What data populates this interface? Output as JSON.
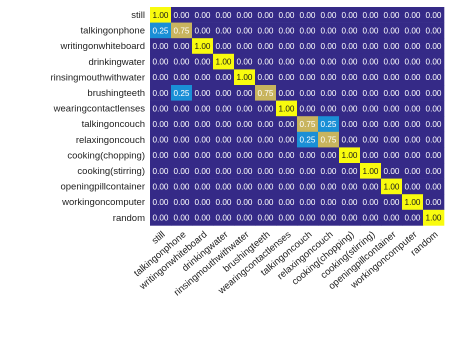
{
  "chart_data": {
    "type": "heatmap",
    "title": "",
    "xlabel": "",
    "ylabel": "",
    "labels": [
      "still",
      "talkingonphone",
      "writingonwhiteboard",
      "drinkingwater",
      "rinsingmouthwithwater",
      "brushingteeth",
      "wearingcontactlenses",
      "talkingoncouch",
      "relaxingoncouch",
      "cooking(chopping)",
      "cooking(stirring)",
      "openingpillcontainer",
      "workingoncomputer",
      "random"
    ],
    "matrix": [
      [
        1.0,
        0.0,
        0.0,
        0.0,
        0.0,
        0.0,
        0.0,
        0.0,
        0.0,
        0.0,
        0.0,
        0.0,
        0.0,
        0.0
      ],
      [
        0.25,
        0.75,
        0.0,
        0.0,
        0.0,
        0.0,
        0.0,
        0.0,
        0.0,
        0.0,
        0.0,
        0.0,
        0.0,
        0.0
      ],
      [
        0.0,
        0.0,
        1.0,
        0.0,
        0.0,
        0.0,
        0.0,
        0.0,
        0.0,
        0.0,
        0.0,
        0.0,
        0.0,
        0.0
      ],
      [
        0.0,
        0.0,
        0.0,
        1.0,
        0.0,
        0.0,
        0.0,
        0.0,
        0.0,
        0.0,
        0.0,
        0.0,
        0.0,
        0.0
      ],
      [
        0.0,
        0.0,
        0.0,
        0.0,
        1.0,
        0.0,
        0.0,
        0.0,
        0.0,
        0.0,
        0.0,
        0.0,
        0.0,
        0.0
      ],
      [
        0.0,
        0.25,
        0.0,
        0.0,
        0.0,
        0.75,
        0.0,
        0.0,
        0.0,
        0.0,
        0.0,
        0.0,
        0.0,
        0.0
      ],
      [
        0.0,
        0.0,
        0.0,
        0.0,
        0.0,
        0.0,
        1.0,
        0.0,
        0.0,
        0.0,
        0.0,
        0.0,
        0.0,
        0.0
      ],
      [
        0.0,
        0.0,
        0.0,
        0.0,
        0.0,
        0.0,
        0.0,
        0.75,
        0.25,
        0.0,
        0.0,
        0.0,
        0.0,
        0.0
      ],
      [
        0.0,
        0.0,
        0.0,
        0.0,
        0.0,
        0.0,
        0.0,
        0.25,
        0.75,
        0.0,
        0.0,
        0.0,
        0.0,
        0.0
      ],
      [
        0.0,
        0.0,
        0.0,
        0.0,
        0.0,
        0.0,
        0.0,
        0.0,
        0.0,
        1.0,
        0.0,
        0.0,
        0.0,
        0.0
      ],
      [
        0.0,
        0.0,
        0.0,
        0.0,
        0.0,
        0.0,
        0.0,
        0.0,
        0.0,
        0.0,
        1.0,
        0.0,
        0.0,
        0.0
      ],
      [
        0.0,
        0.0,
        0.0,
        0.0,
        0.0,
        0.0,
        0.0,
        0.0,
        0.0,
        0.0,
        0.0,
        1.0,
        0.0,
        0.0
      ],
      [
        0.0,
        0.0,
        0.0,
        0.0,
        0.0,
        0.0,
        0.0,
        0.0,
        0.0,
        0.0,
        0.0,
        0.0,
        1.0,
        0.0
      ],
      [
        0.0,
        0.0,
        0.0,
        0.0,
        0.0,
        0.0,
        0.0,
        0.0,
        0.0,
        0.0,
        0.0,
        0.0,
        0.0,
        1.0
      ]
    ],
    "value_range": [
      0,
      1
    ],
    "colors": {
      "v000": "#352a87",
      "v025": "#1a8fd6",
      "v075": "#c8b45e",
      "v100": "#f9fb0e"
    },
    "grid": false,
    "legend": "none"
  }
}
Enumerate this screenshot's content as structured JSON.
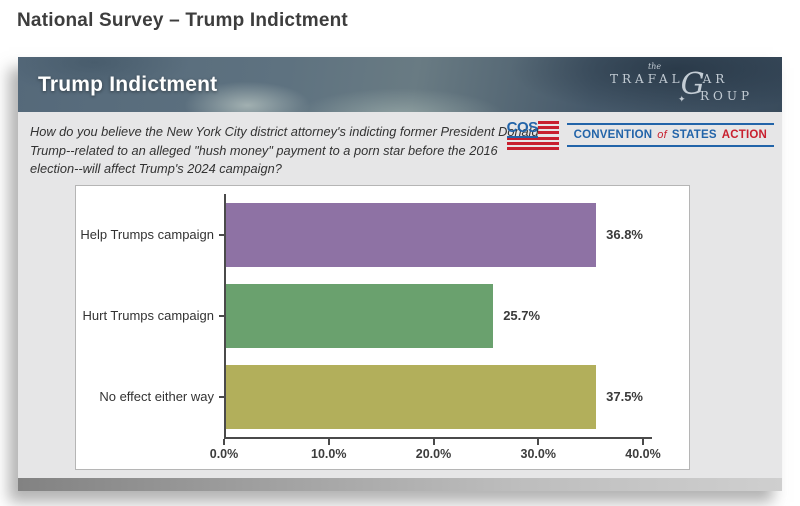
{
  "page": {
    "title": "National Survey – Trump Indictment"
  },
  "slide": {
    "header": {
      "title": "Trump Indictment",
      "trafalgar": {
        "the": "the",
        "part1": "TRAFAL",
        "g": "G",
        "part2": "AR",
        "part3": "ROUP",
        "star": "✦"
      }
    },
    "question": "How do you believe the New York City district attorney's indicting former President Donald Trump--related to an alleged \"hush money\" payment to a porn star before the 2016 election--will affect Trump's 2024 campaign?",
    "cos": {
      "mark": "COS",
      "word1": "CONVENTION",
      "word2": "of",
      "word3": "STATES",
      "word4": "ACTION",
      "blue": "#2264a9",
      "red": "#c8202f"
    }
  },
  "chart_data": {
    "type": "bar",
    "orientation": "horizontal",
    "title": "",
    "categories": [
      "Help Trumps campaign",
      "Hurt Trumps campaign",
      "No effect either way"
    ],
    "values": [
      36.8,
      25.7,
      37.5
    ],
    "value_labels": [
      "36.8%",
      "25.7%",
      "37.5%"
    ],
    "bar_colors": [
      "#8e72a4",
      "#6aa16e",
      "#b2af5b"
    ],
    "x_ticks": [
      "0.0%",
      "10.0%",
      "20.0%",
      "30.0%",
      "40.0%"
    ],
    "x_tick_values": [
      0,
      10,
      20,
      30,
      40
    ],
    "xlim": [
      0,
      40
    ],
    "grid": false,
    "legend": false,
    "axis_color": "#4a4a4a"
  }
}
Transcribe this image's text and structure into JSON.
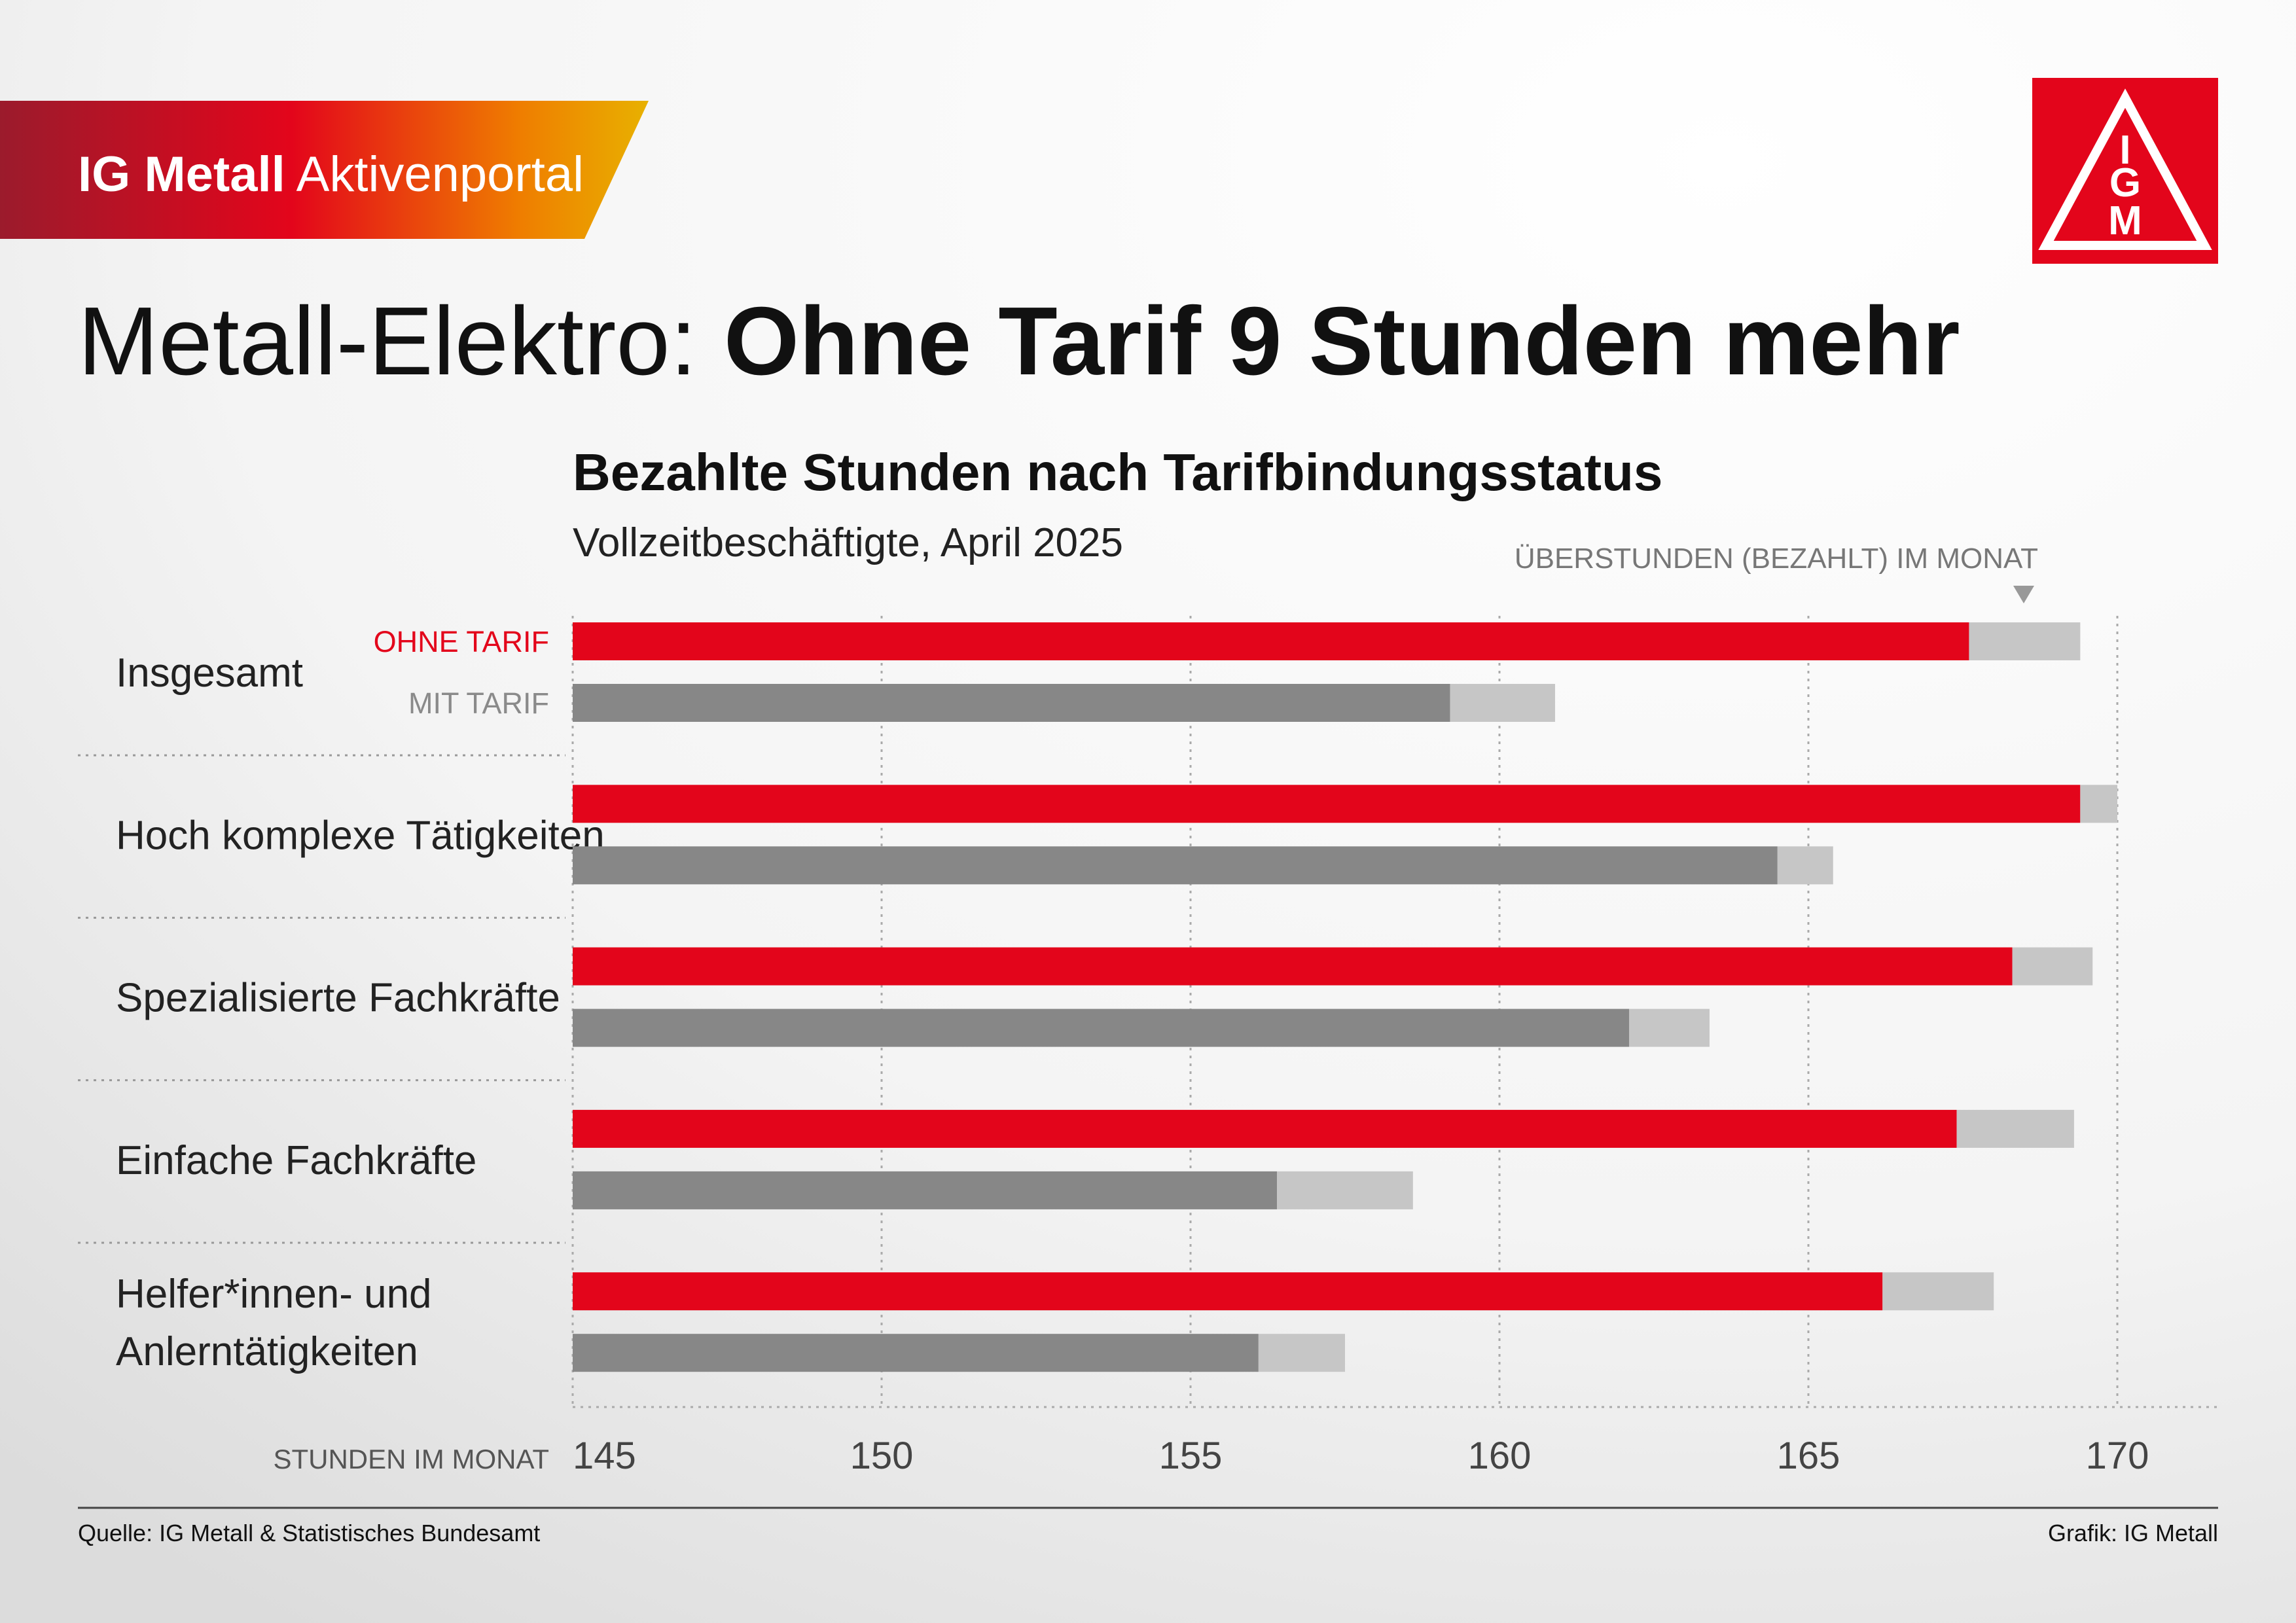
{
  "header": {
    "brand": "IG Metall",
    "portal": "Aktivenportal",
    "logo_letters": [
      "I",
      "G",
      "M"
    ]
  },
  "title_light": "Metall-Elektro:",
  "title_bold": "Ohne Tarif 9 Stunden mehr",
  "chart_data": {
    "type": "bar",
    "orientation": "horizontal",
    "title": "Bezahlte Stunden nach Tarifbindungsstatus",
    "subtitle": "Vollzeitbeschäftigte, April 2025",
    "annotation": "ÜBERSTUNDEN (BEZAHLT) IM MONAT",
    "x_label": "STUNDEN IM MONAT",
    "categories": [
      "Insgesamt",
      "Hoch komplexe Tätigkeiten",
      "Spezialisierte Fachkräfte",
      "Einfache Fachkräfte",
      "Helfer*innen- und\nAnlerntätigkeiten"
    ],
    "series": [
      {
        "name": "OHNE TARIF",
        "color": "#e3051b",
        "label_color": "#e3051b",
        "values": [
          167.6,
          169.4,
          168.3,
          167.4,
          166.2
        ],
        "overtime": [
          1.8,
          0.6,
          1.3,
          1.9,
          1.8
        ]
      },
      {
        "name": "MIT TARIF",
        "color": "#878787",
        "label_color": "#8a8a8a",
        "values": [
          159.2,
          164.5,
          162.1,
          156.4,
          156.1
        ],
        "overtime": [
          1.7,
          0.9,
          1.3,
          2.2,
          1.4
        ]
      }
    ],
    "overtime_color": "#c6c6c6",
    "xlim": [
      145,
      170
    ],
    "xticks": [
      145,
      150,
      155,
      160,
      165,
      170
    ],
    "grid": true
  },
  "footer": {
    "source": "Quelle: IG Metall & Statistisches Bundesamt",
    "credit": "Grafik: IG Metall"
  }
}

• Problem statement
Print out every entry above without changing a word, and leave out the pictures.

• Exercise solution
What data populates this interface? Output as JSON.
{
  "chart_data": {
    "type": "heatmap",
    "title": "",
    "xlabel": "",
    "ylabel": "",
    "labels": [
      "still",
      "talkingonphone",
      "writingonwhiteboard",
      "drinkingwater",
      "rinsingmouthwithwater",
      "brushingteeth",
      "wearingcontactlenses",
      "talkingoncouch",
      "relaxingoncouch",
      "cooking(chopping)",
      "cooking(stirring)",
      "openingpillcontainer",
      "workingoncomputer",
      "random"
    ],
    "matrix": [
      [
        1.0,
        0.0,
        0.0,
        0.0,
        0.0,
        0.0,
        0.0,
        0.0,
        0.0,
        0.0,
        0.0,
        0.0,
        0.0,
        0.0
      ],
      [
        0.25,
        0.75,
        0.0,
        0.0,
        0.0,
        0.0,
        0.0,
        0.0,
        0.0,
        0.0,
        0.0,
        0.0,
        0.0,
        0.0
      ],
      [
        0.0,
        0.0,
        1.0,
        0.0,
        0.0,
        0.0,
        0.0,
        0.0,
        0.0,
        0.0,
        0.0,
        0.0,
        0.0,
        0.0
      ],
      [
        0.0,
        0.0,
        0.0,
        1.0,
        0.0,
        0.0,
        0.0,
        0.0,
        0.0,
        0.0,
        0.0,
        0.0,
        0.0,
        0.0
      ],
      [
        0.0,
        0.0,
        0.0,
        0.0,
        1.0,
        0.0,
        0.0,
        0.0,
        0.0,
        0.0,
        0.0,
        0.0,
        0.0,
        0.0
      ],
      [
        0.0,
        0.25,
        0.0,
        0.0,
        0.0,
        0.75,
        0.0,
        0.0,
        0.0,
        0.0,
        0.0,
        0.0,
        0.0,
        0.0
      ],
      [
        0.0,
        0.0,
        0.0,
        0.0,
        0.0,
        0.0,
        1.0,
        0.0,
        0.0,
        0.0,
        0.0,
        0.0,
        0.0,
        0.0
      ],
      [
        0.0,
        0.0,
        0.0,
        0.0,
        0.0,
        0.0,
        0.0,
        0.75,
        0.25,
        0.0,
        0.0,
        0.0,
        0.0,
        0.0
      ],
      [
        0.0,
        0.0,
        0.0,
        0.0,
        0.0,
        0.0,
        0.0,
        0.25,
        0.75,
        0.0,
        0.0,
        0.0,
        0.0,
        0.0
      ],
      [
        0.0,
        0.0,
        0.0,
        0.0,
        0.0,
        0.0,
        0.0,
        0.0,
        0.0,
        1.0,
        0.0,
        0.0,
        0.0,
        0.0
      ],
      [
        0.0,
        0.0,
        0.0,
        0.0,
        0.0,
        0.0,
        0.0,
        0.0,
        0.0,
        0.0,
        1.0,
        0.0,
        0.0,
        0.0
      ],
      [
        0.0,
        0.0,
        0.0,
        0.0,
        0.0,
        0.0,
        0.0,
        0.0,
        0.0,
        0.0,
        0.0,
        1.0,
        0.0,
        0.0
      ],
      [
        0.0,
        0.0,
        0.0,
        0.0,
        0.0,
        0.0,
        0.0,
        0.0,
        0.0,
        0.0,
        0.0,
        0.0,
        1.0,
        0.0
      ],
      [
        0.0,
        0.0,
        0.0,
        0.0,
        0.0,
        0.0,
        0.0,
        0.0,
        0.0,
        0.0,
        0.0,
        0.0,
        0.0,
        1.0
      ]
    ],
    "value_range": [
      0,
      1
    ],
    "colors": {
      "v000": "#352a87",
      "v025": "#1a8fd6",
      "v075": "#c8b45e",
      "v100": "#f9fb0e"
    },
    "grid": false,
    "legend": "none"
  }
}
Enumerate this screenshot's content as structured JSON.
{
  "page": {
    "title": "National Survey – Trump Indictment"
  },
  "slide": {
    "header": {
      "title": "Trump Indictment",
      "trafalgar": {
        "the": "the",
        "part1": "TRAFAL",
        "g": "G",
        "part2": "AR",
        "part3": "ROUP",
        "star": "✦"
      }
    },
    "question": "How do you believe the New York City district attorney's indicting former President Donald Trump--related to an alleged \"hush money\" payment to a porn star before the 2016 election--will affect Trump's 2024 campaign?",
    "cos": {
      "mark": "COS",
      "word1": "CONVENTION",
      "word2": "of",
      "word3": "STATES",
      "word4": "ACTION",
      "blue": "#2264a9",
      "red": "#c8202f"
    }
  },
  "chart_data": {
    "type": "bar",
    "orientation": "horizontal",
    "title": "",
    "categories": [
      "Help Trumps campaign",
      "Hurt Trumps campaign",
      "No effect either way"
    ],
    "values": [
      36.8,
      25.7,
      37.5
    ],
    "value_labels": [
      "36.8%",
      "25.7%",
      "37.5%"
    ],
    "bar_colors": [
      "#8e72a4",
      "#6aa16e",
      "#b2af5b"
    ],
    "x_ticks": [
      "0.0%",
      "10.0%",
      "20.0%",
      "30.0%",
      "40.0%"
    ],
    "x_tick_values": [
      0,
      10,
      20,
      30,
      40
    ],
    "xlim": [
      0,
      40
    ],
    "grid": false,
    "legend": false,
    "axis_color": "#4a4a4a"
  }
}
Transcribe this image's text and structure into JSON.
{
  "header": {
    "brand": "IG Metall",
    "portal": "Aktivenportal",
    "logo_letters": [
      "I",
      "G",
      "M"
    ]
  },
  "title_light": "Metall-Elektro:",
  "title_bold": "Ohne Tarif 9 Stunden mehr",
  "chart_data": {
    "type": "bar",
    "orientation": "horizontal",
    "title": "Bezahlte Stunden nach Tarifbindungsstatus",
    "subtitle": "Vollzeitbeschäftigte, April 2025",
    "annotation": "ÜBERSTUNDEN (BEZAHLT) IM MONAT",
    "x_label": "STUNDEN IM MONAT",
    "categories": [
      "Insgesamt",
      "Hoch komplexe Tätigkeiten",
      "Spezialisierte Fachkräfte",
      "Einfache Fachkräfte",
      "Helfer*innen- und\nAnlerntätigkeiten"
    ],
    "series": [
      {
        "name": "OHNE TARIF",
        "color": "#e3051b",
        "label_color": "#e3051b",
        "values": [
          167.6,
          169.4,
          168.3,
          167.4,
          166.2
        ],
        "overtime": [
          1.8,
          0.6,
          1.3,
          1.9,
          1.8
        ]
      },
      {
        "name": "MIT TARIF",
        "color": "#878787",
        "label_color": "#8a8a8a",
        "values": [
          159.2,
          164.5,
          162.1,
          156.4,
          156.1
        ],
        "overtime": [
          1.7,
          0.9,
          1.3,
          2.2,
          1.4
        ]
      }
    ],
    "overtime_color": "#c6c6c6",
    "xlim": [
      145,
      170
    ],
    "xticks": [
      145,
      150,
      155,
      160,
      165,
      170
    ],
    "grid": true
  },
  "footer": {
    "source": "Quelle: IG Metall & Statistisches Bundesamt",
    "credit": "Grafik: IG Metall"
  }
}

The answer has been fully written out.